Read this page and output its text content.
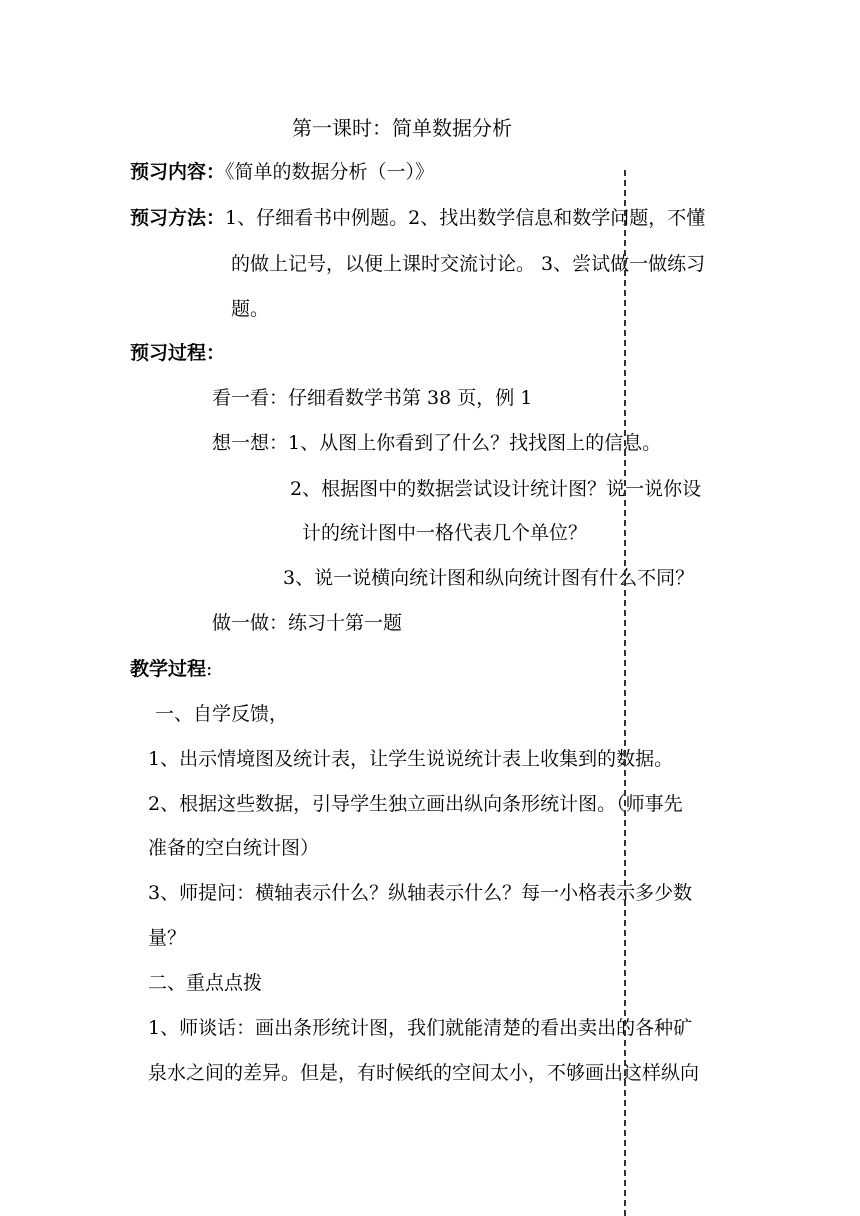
第一课时：简单数据分析
预习内容：《简单的数据分析（一）》
预习方法：1、仔细看书中例题。2、找出数学信息和数学问题，不懂
的做上记号，以便上课时交流讨论。 3、尝试做一做练习
题。
预习过程：
看一看：仔细看数学书第 38 页，例 1
想一想：1、从图上你看到了什么？找找图上的信息。
2、根据图中的数据尝试设计统计图？说一说你设
计的统计图中一格代表几个单位？
3、说一说横向统计图和纵向统计图有什么不同？
做一做：练习十第一题
教学过程:
一、自学反馈，
1、出示情境图及统计表，让学生说说统计表上收集到的数据。
2、根据这些数据，引导学生独立画出纵向条形统计图。（师事先
准备的空白统计图）
3、师提问：横轴表示什么？纵轴表示什么？每一小格表示多少数
量？
二、重点点拨
1、师谈话：画出条形统计图，我们就能清楚的看出卖出的各种矿
泉水之间的差异。但是，有时候纸的空间太小，不够画出这样纵向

### Exercise aim
The records above need to be restated word for word, with the pictures left out.

### The result
Read this page and output its text content.
第一课时：简单数据分析
预习内容：《简单的数据分析（一）》
预习方法：1、仔细看书中例题。2、找出数学信息和数学问题，不懂
的做上记号，以便上课时交流讨论。 3、尝试做一做练习
题。
预习过程：
看一看：仔细看数学书第 38 页，例 1
想一想：1、从图上你看到了什么？找找图上的信息。
2、根据图中的数据尝试设计统计图？说一说你设
计的统计图中一格代表几个单位？
3、说一说横向统计图和纵向统计图有什么不同？
做一做：练习十第一题
教学过程:
一、自学反馈，
1、出示情境图及统计表，让学生说说统计表上收集到的数据。
2、根据这些数据，引导学生独立画出纵向条形统计图。（师事先
准备的空白统计图）
3、师提问：横轴表示什么？纵轴表示什么？每一小格表示多少数
量？
二、重点点拨
1、师谈话：画出条形统计图，我们就能清楚的看出卖出的各种矿
泉水之间的差异。但是，有时候纸的空间太小，不够画出这样纵向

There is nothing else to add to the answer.